__Exercise__
Quote the entries word for word. Omit the pictures.

** START OF Given data **

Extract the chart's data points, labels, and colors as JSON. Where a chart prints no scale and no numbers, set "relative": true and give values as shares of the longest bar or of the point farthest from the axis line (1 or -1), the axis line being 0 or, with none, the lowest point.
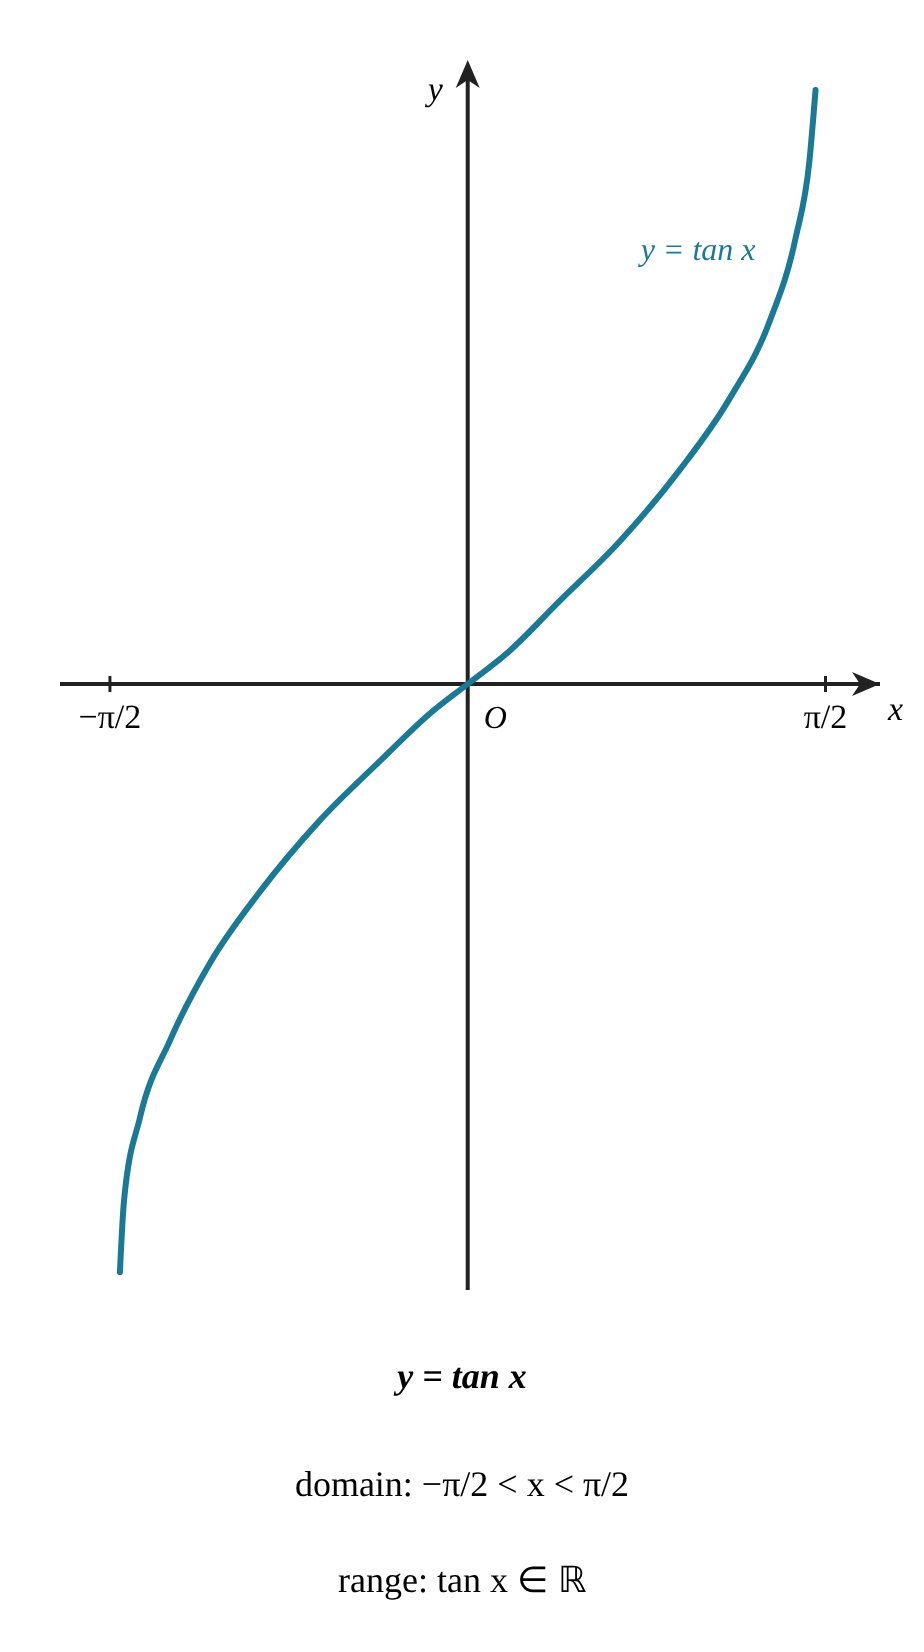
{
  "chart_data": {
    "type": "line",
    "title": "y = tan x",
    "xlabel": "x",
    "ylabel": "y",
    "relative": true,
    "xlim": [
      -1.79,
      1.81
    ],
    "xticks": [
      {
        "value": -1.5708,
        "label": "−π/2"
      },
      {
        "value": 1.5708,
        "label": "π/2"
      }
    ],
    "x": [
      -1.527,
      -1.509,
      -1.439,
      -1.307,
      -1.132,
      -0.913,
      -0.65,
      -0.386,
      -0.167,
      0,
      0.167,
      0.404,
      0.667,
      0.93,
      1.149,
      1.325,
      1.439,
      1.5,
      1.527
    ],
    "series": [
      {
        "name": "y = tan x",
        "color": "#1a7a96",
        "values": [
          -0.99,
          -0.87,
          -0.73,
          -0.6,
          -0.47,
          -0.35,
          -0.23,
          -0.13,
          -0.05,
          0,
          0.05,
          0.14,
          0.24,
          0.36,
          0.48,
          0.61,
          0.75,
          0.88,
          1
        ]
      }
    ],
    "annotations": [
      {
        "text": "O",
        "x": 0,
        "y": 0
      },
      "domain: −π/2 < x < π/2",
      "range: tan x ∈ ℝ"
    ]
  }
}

** END OF Given data **

__Result for this exercise__
Extract the chart's data points, labels, and colors as JSON. Where a chart prints no scale and no numbers, set "relative": true and give values as shares of the longest bar or of the point farthest from the axis line (1 or -1), the axis line being 0 or, with none, the lowest point.
{
  "chart_data": {
    "type": "line",
    "title": "y = tan x",
    "xlabel": "x",
    "ylabel": "y",
    "relative": true,
    "xlim": [
      -1.79,
      1.81
    ],
    "xticks": [
      {
        "value": -1.5708,
        "label": "−π/2"
      },
      {
        "value": 1.5708,
        "label": "π/2"
      }
    ],
    "x": [
      -1.527,
      -1.509,
      -1.439,
      -1.307,
      -1.132,
      -0.913,
      -0.65,
      -0.386,
      -0.167,
      0,
      0.167,
      0.404,
      0.667,
      0.93,
      1.149,
      1.325,
      1.439,
      1.5,
      1.527
    ],
    "series": [
      {
        "name": "y = tan x",
        "color": "#1a7a96",
        "values": [
          -0.99,
          -0.87,
          -0.73,
          -0.6,
          -0.47,
          -0.35,
          -0.23,
          -0.13,
          -0.05,
          0,
          0.05,
          0.14,
          0.24,
          0.36,
          0.48,
          0.61,
          0.75,
          0.88,
          1
        ]
      }
    ],
    "annotations": [
      {
        "text": "O",
        "x": 0,
        "y": 0
      },
      "domain: −π/2 < x < π/2",
      "range: tan x ∈ ℝ"
    ]
  }
}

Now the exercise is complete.